DATA SUPPLIED:
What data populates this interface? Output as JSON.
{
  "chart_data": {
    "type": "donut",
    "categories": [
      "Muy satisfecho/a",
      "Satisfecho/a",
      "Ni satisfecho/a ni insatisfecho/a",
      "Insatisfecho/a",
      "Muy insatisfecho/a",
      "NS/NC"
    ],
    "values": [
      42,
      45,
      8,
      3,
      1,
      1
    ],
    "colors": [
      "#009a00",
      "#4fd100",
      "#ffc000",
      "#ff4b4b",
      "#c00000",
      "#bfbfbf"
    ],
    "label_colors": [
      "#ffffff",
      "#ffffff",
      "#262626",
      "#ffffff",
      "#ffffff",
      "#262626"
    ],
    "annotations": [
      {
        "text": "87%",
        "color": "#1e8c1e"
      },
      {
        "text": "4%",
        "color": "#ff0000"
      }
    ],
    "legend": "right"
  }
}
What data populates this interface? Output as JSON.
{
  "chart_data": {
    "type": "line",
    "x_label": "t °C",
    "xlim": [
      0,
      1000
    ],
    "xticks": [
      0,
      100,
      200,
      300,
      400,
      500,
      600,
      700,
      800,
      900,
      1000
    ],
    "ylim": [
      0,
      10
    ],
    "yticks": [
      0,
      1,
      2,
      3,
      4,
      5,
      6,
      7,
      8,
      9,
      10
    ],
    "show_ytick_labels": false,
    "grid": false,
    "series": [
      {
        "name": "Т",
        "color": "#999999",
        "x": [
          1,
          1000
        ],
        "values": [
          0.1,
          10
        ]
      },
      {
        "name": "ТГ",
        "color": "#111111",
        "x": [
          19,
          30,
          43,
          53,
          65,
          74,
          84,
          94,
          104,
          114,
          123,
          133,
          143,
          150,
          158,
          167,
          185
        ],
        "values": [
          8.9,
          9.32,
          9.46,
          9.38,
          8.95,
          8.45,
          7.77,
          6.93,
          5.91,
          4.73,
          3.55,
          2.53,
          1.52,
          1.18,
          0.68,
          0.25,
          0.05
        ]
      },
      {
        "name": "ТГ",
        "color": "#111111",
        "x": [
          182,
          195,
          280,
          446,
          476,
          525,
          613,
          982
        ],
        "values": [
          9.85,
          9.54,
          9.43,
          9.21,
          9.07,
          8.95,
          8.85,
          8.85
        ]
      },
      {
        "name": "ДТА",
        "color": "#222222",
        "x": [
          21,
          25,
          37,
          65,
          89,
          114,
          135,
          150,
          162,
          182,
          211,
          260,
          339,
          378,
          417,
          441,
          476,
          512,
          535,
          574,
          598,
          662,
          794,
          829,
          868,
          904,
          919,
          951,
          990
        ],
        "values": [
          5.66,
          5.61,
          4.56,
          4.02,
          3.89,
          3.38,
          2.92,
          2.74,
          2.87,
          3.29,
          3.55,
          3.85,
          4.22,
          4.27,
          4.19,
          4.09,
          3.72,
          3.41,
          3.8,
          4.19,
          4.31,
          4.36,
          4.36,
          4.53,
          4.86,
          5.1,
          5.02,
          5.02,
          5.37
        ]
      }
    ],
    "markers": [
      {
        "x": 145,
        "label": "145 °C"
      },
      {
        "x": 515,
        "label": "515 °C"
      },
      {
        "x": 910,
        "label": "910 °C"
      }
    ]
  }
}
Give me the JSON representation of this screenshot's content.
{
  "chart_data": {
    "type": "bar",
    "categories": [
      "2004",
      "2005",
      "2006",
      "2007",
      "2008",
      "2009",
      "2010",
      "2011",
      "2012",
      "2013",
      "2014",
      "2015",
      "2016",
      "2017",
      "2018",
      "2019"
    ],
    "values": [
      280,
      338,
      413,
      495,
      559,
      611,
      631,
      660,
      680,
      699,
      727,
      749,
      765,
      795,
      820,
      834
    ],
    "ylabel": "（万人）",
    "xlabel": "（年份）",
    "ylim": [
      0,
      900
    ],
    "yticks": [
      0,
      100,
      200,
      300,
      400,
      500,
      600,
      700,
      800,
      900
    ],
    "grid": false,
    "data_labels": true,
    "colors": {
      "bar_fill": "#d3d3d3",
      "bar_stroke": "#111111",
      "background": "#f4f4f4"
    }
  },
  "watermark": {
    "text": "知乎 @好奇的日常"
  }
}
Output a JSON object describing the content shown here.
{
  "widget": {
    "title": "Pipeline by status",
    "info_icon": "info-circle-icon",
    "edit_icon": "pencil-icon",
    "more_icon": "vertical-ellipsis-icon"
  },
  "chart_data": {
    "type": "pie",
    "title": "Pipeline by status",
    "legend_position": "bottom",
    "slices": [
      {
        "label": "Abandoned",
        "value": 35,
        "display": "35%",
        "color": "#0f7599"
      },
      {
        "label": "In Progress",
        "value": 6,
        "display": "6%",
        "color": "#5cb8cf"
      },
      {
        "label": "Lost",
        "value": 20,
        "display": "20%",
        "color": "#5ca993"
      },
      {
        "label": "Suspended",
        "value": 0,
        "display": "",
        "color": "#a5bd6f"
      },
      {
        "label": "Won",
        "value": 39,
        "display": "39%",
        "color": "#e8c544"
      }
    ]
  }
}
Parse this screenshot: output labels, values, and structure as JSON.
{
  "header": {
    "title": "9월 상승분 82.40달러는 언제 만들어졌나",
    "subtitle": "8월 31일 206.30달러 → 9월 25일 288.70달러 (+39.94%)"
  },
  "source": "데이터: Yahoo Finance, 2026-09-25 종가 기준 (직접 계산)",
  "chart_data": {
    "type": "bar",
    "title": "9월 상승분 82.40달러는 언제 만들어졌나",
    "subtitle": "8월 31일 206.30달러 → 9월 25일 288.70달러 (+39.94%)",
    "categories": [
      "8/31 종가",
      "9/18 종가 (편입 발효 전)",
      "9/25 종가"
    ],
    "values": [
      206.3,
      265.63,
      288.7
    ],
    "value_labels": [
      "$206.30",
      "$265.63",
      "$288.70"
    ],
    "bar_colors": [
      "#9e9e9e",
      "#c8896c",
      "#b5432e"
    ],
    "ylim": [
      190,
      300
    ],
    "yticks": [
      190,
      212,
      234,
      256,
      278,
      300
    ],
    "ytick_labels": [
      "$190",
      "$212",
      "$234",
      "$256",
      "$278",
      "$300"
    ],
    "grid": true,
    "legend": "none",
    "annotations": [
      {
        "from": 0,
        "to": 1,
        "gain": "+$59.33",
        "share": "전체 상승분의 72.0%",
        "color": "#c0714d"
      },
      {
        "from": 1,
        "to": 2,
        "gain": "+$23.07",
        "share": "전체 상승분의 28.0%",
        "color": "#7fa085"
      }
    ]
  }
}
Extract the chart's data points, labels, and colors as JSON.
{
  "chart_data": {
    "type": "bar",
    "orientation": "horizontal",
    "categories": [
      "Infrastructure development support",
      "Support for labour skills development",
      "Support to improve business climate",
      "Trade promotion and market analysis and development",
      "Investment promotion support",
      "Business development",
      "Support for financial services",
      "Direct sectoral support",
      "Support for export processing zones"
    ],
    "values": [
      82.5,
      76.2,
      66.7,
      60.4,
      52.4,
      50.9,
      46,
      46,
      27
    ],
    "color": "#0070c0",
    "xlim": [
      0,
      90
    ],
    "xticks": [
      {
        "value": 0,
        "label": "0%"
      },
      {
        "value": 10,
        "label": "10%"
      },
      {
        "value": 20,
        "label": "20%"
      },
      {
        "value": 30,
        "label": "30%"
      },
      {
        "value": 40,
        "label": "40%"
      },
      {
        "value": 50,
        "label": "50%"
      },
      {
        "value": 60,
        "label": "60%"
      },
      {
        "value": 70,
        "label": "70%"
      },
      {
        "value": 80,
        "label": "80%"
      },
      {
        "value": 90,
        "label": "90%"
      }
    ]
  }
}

STATED GOAL: Write out all records exactly, keeping every detail.

SOLUTION FOR THIS EXERCISE:
What data populates this interface? Output as JSON.
{
  "chart_data": {
    "type": "donut",
    "categories": [
      "Muy satisfecho/a",
      "Satisfecho/a",
      "Ni satisfecho/a ni insatisfecho/a",
      "Insatisfecho/a",
      "Muy insatisfecho/a",
      "NS/NC"
    ],
    "values": [
      42,
      45,
      8,
      3,
      1,
      1
    ],
    "colors": [
      "#009a00",
      "#4fd100",
      "#ffc000",
      "#ff4b4b",
      "#c00000",
      "#bfbfbf"
    ],
    "label_colors": [
      "#ffffff",
      "#ffffff",
      "#262626",
      "#ffffff",
      "#ffffff",
      "#262626"
    ],
    "annotations": [
      {
        "text": "87%",
        "color": "#1e8c1e"
      },
      {
        "text": "4%",
        "color": "#ff0000"
      }
    ],
    "legend": "right"
  }
}
What data populates this interface? Output as JSON.
{
  "chart_data": {
    "type": "line",
    "x_label": "t °C",
    "xlim": [
      0,
      1000
    ],
    "xticks": [
      0,
      100,
      200,
      300,
      400,
      500,
      600,
      700,
      800,
      900,
      1000
    ],
    "ylim": [
      0,
      10
    ],
    "yticks": [
      0,
      1,
      2,
      3,
      4,
      5,
      6,
      7,
      8,
      9,
      10
    ],
    "show_ytick_labels": false,
    "grid": false,
    "series": [
      {
        "name": "Т",
        "color": "#999999",
        "x": [
          1,
          1000
        ],
        "values": [
          0.1,
          10
        ]
      },
      {
        "name": "ТГ",
        "color": "#111111",
        "x": [
          19,
          30,
          43,
          53,
          65,
          74,
          84,
          94,
          104,
          114,
          123,
          133,
          143,
          150,
          158,
          167,
          185
        ],
        "values": [
          8.9,
          9.32,
          9.46,
          9.38,
          8.95,
          8.45,
          7.77,
          6.93,
          5.91,
          4.73,
          3.55,
          2.53,
          1.52,
          1.18,
          0.68,
          0.25,
          0.05
        ]
      },
      {
        "name": "ТГ",
        "color": "#111111",
        "x": [
          182,
          195,
          280,
          446,
          476,
          525,
          613,
          982
        ],
        "values": [
          9.85,
          9.54,
          9.43,
          9.21,
          9.07,
          8.95,
          8.85,
          8.85
        ]
      },
      {
        "name": "ДТА",
        "color": "#222222",
        "x": [
          21,
          25,
          37,
          65,
          89,
          114,
          135,
          150,
          162,
          182,
          211,
          260,
          339,
          378,
          417,
          441,
          476,
          512,
          535,
          574,
          598,
          662,
          794,
          829,
          868,
          904,
          919,
          951,
          990
        ],
        "values": [
          5.66,
          5.61,
          4.56,
          4.02,
          3.89,
          3.38,
          2.92,
          2.74,
          2.87,
          3.29,
          3.55,
          3.85,
          4.22,
          4.27,
          4.19,
          4.09,
          3.72,
          3.41,
          3.8,
          4.19,
          4.31,
          4.36,
          4.36,
          4.53,
          4.86,
          5.1,
          5.02,
          5.02,
          5.37
        ]
      }
    ],
    "markers": [
      {
        "x": 145,
        "label": "145 °C"
      },
      {
        "x": 515,
        "label": "515 °C"
      },
      {
        "x": 910,
        "label": "910 °C"
      }
    ]
  }
}
Give me the JSON representation of this screenshot's content.
{
  "chart_data": {
    "type": "bar",
    "categories": [
      "2004",
      "2005",
      "2006",
      "2007",
      "2008",
      "2009",
      "2010",
      "2011",
      "2012",
      "2013",
      "2014",
      "2015",
      "2016",
      "2017",
      "2018",
      "2019"
    ],
    "values": [
      280,
      338,
      413,
      495,
      559,
      611,
      631,
      660,
      680,
      699,
      727,
      749,
      765,
      795,
      820,
      834
    ],
    "ylabel": "（万人）",
    "xlabel": "（年份）",
    "ylim": [
      0,
      900
    ],
    "yticks": [
      0,
      100,
      200,
      300,
      400,
      500,
      600,
      700,
      800,
      900
    ],
    "grid": false,
    "data_labels": true,
    "colors": {
      "bar_fill": "#d3d3d3",
      "bar_stroke": "#111111",
      "background": "#f4f4f4"
    }
  },
  "watermark": {
    "text": "知乎 @好奇的日常"
  }
}
Output a JSON object describing the content shown here.
{
  "widget": {
    "title": "Pipeline by status",
    "info_icon": "info-circle-icon",
    "edit_icon": "pencil-icon",
    "more_icon": "vertical-ellipsis-icon"
  },
  "chart_data": {
    "type": "pie",
    "title": "Pipeline by status",
    "legend_position": "bottom",
    "slices": [
      {
        "label": "Abandoned",
        "value": 35,
        "display": "35%",
        "color": "#0f7599"
      },
      {
        "label": "In Progress",
        "value": 6,
        "display": "6%",
        "color": "#5cb8cf"
      },
      {
        "label": "Lost",
        "value": 20,
        "display": "20%",
        "color": "#5ca993"
      },
      {
        "label": "Suspended",
        "value": 0,
        "display": "",
        "color": "#a5bd6f"
      },
      {
        "label": "Won",
        "value": 39,
        "display": "39%",
        "color": "#e8c544"
      }
    ]
  }
}
Parse this screenshot: output labels, values, and structure as JSON.
{
  "header": {
    "title": "9월 상승분 82.40달러는 언제 만들어졌나",
    "subtitle": "8월 31일 206.30달러 → 9월 25일 288.70달러 (+39.94%)"
  },
  "source": "데이터: Yahoo Finance, 2026-09-25 종가 기준 (직접 계산)",
  "chart_data": {
    "type": "bar",
    "title": "9월 상승분 82.40달러는 언제 만들어졌나",
    "subtitle": "8월 31일 206.30달러 → 9월 25일 288.70달러 (+39.94%)",
    "categories": [
      "8/31 종가",
      "9/18 종가 (편입 발효 전)",
      "9/25 종가"
    ],
    "values": [
      206.3,
      265.63,
      288.7
    ],
    "value_labels": [
      "$206.30",
      "$265.63",
      "$288.70"
    ],
    "bar_colors": [
      "#9e9e9e",
      "#c8896c",
      "#b5432e"
    ],
    "ylim": [
      190,
      300
    ],
    "yticks": [
      190,
      212,
      234,
      256,
      278,
      300
    ],
    "ytick_labels": [
      "$190",
      "$212",
      "$234",
      "$256",
      "$278",
      "$300"
    ],
    "grid": true,
    "legend": "none",
    "annotations": [
      {
        "from": 0,
        "to": 1,
        "gain": "+$59.33",
        "share": "전체 상승분의 72.0%",
        "color": "#c0714d"
      },
      {
        "from": 1,
        "to": 2,
        "gain": "+$23.07",
        "share": "전체 상승분의 28.0%",
        "color": "#7fa085"
      }
    ]
  }
}
Extract the chart's data points, labels, and colors as JSON.
{
  "chart_data": {
    "type": "bar",
    "orientation": "horizontal",
    "categories": [
      "Infrastructure development support",
      "Support for labour skills development",
      "Support to improve business climate",
      "Trade promotion and market analysis and development",
      "Investment promotion support",
      "Business development",
      "Support for financial services",
      "Direct sectoral support",
      "Support for export processing zones"
    ],
    "values": [
      82.5,
      76.2,
      66.7,
      60.4,
      52.4,
      50.9,
      46,
      46,
      27
    ],
    "color": "#0070c0",
    "xlim": [
      0,
      90
    ],
    "xticks": [
      {
        "value": 0,
        "label": "0%"
      },
      {
        "value": 10,
        "label": "10%"
      },
      {
        "value": 20,
        "label": "20%"
      },
      {
        "value": 30,
        "label": "30%"
      },
      {
        "value": 40,
        "label": "40%"
      },
      {
        "value": 50,
        "label": "50%"
      },
      {
        "value": 60,
        "label": "60%"
      },
      {
        "value": 70,
        "label": "70%"
      },
      {
        "value": 80,
        "label": "80%"
      },
      {
        "value": 90,
        "label": "90%"
      }
    ]
  }
}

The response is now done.